Dataset records
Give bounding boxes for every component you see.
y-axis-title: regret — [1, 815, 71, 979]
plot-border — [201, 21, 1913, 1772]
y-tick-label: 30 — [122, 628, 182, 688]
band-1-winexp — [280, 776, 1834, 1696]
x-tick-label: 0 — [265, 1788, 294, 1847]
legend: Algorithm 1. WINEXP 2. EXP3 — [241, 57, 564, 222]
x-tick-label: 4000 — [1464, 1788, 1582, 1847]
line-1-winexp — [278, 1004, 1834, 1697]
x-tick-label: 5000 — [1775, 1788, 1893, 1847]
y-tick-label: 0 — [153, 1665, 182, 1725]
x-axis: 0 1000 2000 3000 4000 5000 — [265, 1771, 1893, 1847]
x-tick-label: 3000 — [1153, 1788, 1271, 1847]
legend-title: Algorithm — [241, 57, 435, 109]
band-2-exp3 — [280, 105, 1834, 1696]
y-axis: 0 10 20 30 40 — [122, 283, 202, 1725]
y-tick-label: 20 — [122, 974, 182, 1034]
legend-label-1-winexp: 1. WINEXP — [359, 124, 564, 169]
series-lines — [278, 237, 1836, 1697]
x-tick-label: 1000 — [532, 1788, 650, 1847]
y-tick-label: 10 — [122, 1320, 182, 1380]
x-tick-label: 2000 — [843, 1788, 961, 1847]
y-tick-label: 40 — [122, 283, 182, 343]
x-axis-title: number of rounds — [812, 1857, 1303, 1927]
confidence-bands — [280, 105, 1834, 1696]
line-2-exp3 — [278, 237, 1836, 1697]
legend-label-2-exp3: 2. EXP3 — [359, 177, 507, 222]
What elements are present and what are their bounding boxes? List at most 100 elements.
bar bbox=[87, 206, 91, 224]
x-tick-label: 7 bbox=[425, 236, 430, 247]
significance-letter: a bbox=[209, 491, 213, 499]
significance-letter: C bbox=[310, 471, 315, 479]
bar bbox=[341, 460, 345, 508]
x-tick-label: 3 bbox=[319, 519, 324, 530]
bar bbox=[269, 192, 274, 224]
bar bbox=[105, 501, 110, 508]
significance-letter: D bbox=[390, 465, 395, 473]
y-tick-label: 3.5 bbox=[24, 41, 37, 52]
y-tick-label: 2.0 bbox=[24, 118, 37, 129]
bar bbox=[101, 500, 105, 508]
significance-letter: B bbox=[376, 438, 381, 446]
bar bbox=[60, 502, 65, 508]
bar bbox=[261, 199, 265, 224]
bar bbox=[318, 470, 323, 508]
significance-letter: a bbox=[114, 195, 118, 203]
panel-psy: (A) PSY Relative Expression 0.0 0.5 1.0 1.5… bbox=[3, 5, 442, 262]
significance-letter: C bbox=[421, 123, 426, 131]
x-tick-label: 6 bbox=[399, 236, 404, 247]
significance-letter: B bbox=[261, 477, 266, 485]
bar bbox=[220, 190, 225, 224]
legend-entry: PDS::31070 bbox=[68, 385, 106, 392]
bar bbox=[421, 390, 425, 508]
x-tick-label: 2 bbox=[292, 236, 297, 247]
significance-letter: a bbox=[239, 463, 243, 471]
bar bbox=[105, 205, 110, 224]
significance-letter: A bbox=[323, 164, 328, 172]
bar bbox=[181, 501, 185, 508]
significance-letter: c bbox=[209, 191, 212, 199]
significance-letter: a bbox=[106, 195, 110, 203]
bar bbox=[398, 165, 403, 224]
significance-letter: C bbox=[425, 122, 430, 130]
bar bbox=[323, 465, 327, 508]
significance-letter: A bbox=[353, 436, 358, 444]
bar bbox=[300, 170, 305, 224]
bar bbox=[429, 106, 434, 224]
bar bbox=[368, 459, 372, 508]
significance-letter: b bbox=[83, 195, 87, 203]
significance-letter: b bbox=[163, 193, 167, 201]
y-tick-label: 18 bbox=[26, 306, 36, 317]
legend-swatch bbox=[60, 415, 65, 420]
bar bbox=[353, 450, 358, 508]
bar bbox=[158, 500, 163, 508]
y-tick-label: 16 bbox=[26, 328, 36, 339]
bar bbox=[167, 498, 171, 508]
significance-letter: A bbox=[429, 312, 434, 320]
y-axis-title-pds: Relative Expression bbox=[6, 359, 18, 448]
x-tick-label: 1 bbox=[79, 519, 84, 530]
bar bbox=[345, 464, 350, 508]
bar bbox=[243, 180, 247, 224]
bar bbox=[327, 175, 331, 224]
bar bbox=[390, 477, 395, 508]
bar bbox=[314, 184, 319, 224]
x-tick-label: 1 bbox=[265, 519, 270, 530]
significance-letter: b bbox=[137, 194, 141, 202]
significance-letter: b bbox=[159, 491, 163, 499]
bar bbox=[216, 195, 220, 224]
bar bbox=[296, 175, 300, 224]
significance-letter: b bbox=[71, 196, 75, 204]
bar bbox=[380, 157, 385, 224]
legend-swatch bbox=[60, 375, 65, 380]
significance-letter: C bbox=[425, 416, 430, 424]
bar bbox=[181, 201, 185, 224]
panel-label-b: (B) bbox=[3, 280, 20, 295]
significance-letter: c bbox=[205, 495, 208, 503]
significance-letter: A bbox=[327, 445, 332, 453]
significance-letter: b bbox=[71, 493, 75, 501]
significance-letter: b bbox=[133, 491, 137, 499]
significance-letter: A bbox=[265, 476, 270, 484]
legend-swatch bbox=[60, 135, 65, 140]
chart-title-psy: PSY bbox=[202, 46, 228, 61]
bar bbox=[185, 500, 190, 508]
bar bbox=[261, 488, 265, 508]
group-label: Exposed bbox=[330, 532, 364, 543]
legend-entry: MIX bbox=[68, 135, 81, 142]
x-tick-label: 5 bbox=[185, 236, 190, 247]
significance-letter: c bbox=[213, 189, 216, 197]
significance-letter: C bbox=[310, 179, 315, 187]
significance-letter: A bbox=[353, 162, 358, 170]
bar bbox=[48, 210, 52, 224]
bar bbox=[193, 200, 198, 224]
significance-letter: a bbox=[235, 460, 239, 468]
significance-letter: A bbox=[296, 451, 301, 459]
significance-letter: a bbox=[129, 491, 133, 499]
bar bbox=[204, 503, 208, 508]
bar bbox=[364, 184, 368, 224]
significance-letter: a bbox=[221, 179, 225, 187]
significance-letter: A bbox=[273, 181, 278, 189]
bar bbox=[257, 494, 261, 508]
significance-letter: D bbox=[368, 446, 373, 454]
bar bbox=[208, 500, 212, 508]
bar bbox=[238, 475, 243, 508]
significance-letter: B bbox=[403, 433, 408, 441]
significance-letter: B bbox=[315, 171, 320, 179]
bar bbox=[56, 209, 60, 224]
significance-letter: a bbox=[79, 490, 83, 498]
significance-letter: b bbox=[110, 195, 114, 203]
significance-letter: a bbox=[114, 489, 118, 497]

- _What to work on_
Output the lines above as a Markdown table with two columns, "Row" for the row number and "Line" for the line itself, skipping any blank lines.

- _Correct answer_
| Row | Line |
|---|---|
| 1 | Give bounding boxes for every component you see. |
| 2 | y-axis-title: regret — [1, 815, 71, 979] |
| 3 | plot-border — [201, 21, 1913, 1772] |
| 4 | y-tick-label: 30 — [122, 628, 182, 688] |
| 5 | band-1-winexp — [280, 776, 1834, 1696] |
| 6 | x-tick-label: 0 — [265, 1788, 294, 1847] |
| 7 | legend: Algorithm 1. WINEXP 2. EXP3 — [241, 57, 564, 222] |
| 8 | x-tick-label: 4000 — [1464, 1788, 1582, 1847] |
| 9 | line-1-winexp — [278, 1004, 1834, 1697] |
| 10 | x-tick-label: 5000 — [1775, 1788, 1893, 1847] |
| 11 | y-tick-label: 0 — [153, 1665, 182, 1725] |
| 12 | x-axis: 0 1000 2000 3000 4000 5000 — [265, 1771, 1893, 1847] |
| 13 | x-tick-label: 3000 — [1153, 1788, 1271, 1847] |
| 14 | legend-title: Algorithm — [241, 57, 435, 109] |
| 15 | band-2-exp3 — [280, 105, 1834, 1696] |
| 16 | y-axis: 0 10 20 30 40 — [122, 283, 202, 1725] |
| 17 | y-tick-label: 20 — [122, 974, 182, 1034] |
| 18 | legend-label-1-winexp: 1. WINEXP — [359, 124, 564, 169] |
| 19 | series-lines — [278, 237, 1836, 1697] |
| 20 | x-tick-label: 1000 — [532, 1788, 650, 1847] |
| 21 | y-tick-label: 10 — [122, 1320, 182, 1380] |
| 22 | x-tick-label: 2000 — [843, 1788, 961, 1847] |
| 23 | y-tick-label: 40 — [122, 283, 182, 343] |
| 24 | x-axis-title: number of rounds — [812, 1857, 1303, 1927] |
| 25 | confidence-bands — [280, 105, 1834, 1696] |
| 26 | line-2-exp3 — [278, 237, 1836, 1697] |
| 27 | legend-label-2-exp3: 2. EXP3 — [359, 177, 507, 222] |
| 28 | What elements are present and what are their bounding boxes? List at most 100 elements. |
| 29 | bar bbox=[87, 206, 91, 224] |
| 30 | x-tick-label: 7 bbox=[425, 236, 430, 247] |
| 31 | significance-letter: a bbox=[209, 491, 213, 499] |
| 32 | significance-letter: C bbox=[310, 471, 315, 479] |
| 33 | bar bbox=[341, 460, 345, 508] |
| 34 | x-tick-label: 3 bbox=[319, 519, 324, 530] |
| 35 | bar bbox=[269, 192, 274, 224] |
| 36 | bar bbox=[105, 501, 110, 508] |
| 37 | significance-letter: D bbox=[390, 465, 395, 473] |
| 38 | y-tick-label: 3.5 bbox=[24, 41, 37, 52] |
| 39 | y-tick-label: 2.0 bbox=[24, 118, 37, 129] |
| 40 | bar bbox=[101, 500, 105, 508] |
| 41 | significance-letter: B bbox=[376, 438, 381, 446] |
| 42 | bar bbox=[60, 502, 65, 508] |
| 43 | bar bbox=[261, 199, 265, 224] |
| 44 | bar bbox=[318, 470, 323, 508] |
| 45 | significance-letter: a bbox=[114, 195, 118, 203] |
| 46 | panel-psy: (A) PSY Relative Expression 0.0 0.5 1.0 1.5… bbox=[3, 5, 442, 262] |
| 47 | significance-letter: C bbox=[421, 123, 426, 131] |
| 48 | x-tick-label: 6 bbox=[399, 236, 404, 247] |
| 49 | significance-letter: B bbox=[261, 477, 266, 485] |
| 50 | bar bbox=[220, 190, 225, 224] |
| 51 | legend-entry: PDS::31070 bbox=[68, 385, 106, 392] |
| 52 | bar bbox=[421, 390, 425, 508] |
| 53 | x-tick-label: 2 bbox=[292, 236, 297, 247] |
| 54 | significance-letter: a bbox=[239, 463, 243, 471] |
| 55 | bar bbox=[105, 205, 110, 224] |
| 56 | significance-letter: A bbox=[323, 164, 328, 172] |
| 57 | bar bbox=[181, 501, 185, 508] |
| 58 | significance-letter: c bbox=[209, 191, 212, 199] |
| 59 | significance-letter: a bbox=[106, 195, 110, 203] |
| 60 | bar bbox=[398, 165, 403, 224] |
| 61 | significance-letter: C bbox=[425, 122, 430, 130] |
| 62 | bar bbox=[323, 465, 327, 508] |
| 63 | significance-letter: A bbox=[353, 436, 358, 444] |
| 64 | bar bbox=[300, 170, 305, 224] |
| 65 | bar bbox=[429, 106, 434, 224] |
| 66 | bar bbox=[368, 459, 372, 508] |
| 67 | significance-letter: b bbox=[83, 195, 87, 203] |
| 68 | significance-letter: b bbox=[163, 193, 167, 201] |
| 69 | y-tick-label: 18 bbox=[26, 306, 36, 317] |
| 70 | legend-swatch bbox=[60, 415, 65, 420] |
| 71 | bar bbox=[353, 450, 358, 508] |
| 72 | bar bbox=[158, 500, 163, 508] |
| 73 | y-tick-label: 16 bbox=[26, 328, 36, 339] |
| 74 | bar bbox=[167, 498, 171, 508] |
| 75 | significance-letter: A bbox=[429, 312, 434, 320] |
| 76 | y-axis-title-pds: Relative Expression bbox=[6, 359, 18, 448] |
| 77 | x-tick-label: 1 bbox=[79, 519, 84, 530] |
| 78 | bar bbox=[345, 464, 350, 508] |
| 79 | bar bbox=[243, 180, 247, 224] |
| 80 | bar bbox=[327, 175, 331, 224] |
| 81 | bar bbox=[390, 477, 395, 508] |
| 82 | bar bbox=[314, 184, 319, 224] |
| 83 | x-tick-label: 1 bbox=[265, 519, 270, 530] |
| 84 | significance-letter: b bbox=[137, 194, 141, 202] |
| 85 | significance-letter: b bbox=[159, 491, 163, 499] |
| 86 | bar bbox=[216, 195, 220, 224] |
| 87 | bar bbox=[296, 175, 300, 224] |
| 88 | significance-letter: b bbox=[71, 196, 75, 204] |
| 89 | bar bbox=[380, 157, 385, 224] |
| 90 | legend-swatch bbox=[60, 375, 65, 380] |
| 91 | significance-letter: C bbox=[425, 416, 430, 424] |
| 92 | bar bbox=[181, 201, 185, 224] |
| 93 | panel-label-b: (B) bbox=[3, 280, 20, 295] |
| 94 | significance-letter: c bbox=[205, 495, 208, 503] |
| 95 | significance-letter: A bbox=[327, 445, 332, 453] |
| 96 | significance-letter: b bbox=[71, 493, 75, 501] |
| 97 | significance-letter: b bbox=[133, 491, 137, 499] |
| 98 | significance-letter: A bbox=[265, 476, 270, 484] |
| 99 | legend-swatch bbox=[60, 135, 65, 140] |
| 100 | chart-title-psy: PSY bbox=[202, 46, 228, 61] |
| 101 | bar bbox=[185, 500, 190, 508] |
| 102 | bar bbox=[261, 488, 265, 508] |
| 103 | group-label: Exposed bbox=[330, 532, 364, 543] |
| 104 | legend-entry: MIX bbox=[68, 135, 81, 142] |
| 105 | x-tick-label: 5 bbox=[185, 236, 190, 247] |
| 106 | significance-letter: c bbox=[213, 189, 216, 197] |
| 107 | significance-letter: C bbox=[310, 179, 315, 187] |
| 108 | significance-letter: A bbox=[353, 162, 358, 170] |
| 109 | bar bbox=[48, 210, 52, 224] |
| 110 | bar bbox=[193, 200, 198, 224] |
| 111 | significance-letter: a bbox=[235, 460, 239, 468] |
| 112 | significance-letter: A bbox=[296, 451, 301, 459] |
| 113 | significance-letter: a bbox=[129, 491, 133, 499] |
| 114 | bar bbox=[204, 503, 208, 508] |
| 115 | bar bbox=[364, 184, 368, 224] |
| 116 | significance-letter: a bbox=[221, 179, 225, 187] |
| 117 | significance-letter: A bbox=[273, 181, 278, 189] |
| 118 | bar bbox=[257, 494, 261, 508] |
| 119 | significance-letter: D bbox=[368, 446, 373, 454] |
| 120 | bar bbox=[208, 500, 212, 508] |
| 121 | bar bbox=[238, 475, 243, 508] |
| 122 | significance-letter: B bbox=[403, 433, 408, 441] |
| 123 | significance-letter: B bbox=[315, 171, 320, 179] |
| 124 | bar bbox=[56, 209, 60, 224] |
| 125 | significance-letter: a bbox=[79, 490, 83, 498] |
| 126 | significance-letter: b bbox=[110, 195, 114, 203] |
| 127 | significance-letter: a bbox=[114, 489, 118, 497] |